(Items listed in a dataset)
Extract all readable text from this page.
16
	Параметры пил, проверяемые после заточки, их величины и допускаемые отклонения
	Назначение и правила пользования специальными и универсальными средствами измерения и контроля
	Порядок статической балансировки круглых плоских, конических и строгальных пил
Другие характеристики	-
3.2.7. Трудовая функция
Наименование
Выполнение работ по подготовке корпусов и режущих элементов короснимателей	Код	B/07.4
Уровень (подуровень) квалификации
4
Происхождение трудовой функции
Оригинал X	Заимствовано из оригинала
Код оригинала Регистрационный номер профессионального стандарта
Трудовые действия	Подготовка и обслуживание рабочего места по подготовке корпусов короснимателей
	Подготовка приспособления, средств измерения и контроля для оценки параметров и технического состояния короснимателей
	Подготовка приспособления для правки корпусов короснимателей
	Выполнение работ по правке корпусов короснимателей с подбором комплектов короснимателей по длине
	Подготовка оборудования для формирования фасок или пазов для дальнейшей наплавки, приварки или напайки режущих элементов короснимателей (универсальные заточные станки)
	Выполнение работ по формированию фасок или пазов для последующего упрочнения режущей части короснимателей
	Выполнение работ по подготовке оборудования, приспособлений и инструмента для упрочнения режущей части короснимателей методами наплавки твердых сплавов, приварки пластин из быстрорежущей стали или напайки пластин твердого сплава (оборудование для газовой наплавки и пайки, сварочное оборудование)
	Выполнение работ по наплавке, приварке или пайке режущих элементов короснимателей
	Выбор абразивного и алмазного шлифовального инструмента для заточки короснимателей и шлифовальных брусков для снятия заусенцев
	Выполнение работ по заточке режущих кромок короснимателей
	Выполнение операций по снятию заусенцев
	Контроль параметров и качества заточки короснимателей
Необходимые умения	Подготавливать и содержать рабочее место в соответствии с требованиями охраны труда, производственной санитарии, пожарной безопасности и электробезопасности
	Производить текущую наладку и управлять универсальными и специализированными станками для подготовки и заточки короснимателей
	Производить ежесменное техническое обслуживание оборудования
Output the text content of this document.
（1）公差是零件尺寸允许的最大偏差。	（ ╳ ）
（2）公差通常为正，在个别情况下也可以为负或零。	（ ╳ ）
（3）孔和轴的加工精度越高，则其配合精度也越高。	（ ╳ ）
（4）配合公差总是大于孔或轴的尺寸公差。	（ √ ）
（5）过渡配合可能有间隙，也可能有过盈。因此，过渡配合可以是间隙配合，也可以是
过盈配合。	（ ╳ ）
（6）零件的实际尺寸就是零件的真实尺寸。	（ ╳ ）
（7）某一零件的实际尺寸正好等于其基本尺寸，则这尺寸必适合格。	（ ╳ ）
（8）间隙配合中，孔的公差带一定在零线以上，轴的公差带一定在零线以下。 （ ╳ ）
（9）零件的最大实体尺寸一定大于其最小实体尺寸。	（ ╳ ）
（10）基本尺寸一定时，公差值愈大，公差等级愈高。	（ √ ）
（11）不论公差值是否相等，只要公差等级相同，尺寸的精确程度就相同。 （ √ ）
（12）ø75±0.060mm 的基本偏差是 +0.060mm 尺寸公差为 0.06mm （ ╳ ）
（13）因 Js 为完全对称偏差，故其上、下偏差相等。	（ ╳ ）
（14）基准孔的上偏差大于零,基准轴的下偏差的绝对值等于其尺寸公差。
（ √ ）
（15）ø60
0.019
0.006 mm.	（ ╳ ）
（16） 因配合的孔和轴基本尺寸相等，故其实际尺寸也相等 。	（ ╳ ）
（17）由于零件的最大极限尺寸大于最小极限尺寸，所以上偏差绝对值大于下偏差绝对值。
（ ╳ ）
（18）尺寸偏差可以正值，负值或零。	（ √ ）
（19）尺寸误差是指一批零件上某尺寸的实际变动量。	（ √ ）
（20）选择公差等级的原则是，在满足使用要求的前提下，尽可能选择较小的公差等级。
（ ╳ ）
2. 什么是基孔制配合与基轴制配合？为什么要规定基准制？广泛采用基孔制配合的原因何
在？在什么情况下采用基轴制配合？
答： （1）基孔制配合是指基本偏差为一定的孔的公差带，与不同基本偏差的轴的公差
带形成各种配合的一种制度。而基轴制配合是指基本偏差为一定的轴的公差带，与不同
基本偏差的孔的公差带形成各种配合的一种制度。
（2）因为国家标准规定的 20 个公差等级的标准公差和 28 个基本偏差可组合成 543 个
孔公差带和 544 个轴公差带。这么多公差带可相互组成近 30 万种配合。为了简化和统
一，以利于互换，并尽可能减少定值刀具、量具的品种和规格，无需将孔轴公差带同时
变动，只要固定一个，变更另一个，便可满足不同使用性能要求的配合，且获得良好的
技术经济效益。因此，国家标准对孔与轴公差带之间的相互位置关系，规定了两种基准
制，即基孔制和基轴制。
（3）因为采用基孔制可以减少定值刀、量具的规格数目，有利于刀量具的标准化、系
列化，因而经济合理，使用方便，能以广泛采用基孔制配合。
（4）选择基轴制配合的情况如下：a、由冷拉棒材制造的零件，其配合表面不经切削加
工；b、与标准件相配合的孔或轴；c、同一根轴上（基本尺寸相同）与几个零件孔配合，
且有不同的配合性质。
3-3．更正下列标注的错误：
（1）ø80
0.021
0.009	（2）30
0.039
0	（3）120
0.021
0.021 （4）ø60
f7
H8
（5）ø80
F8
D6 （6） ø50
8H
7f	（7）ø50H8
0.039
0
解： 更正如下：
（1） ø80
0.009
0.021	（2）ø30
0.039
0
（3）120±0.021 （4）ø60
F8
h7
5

(Given request) State the count of lines in the data holding the word "корпусов", adding nothing to it.

(Solved exercise) 4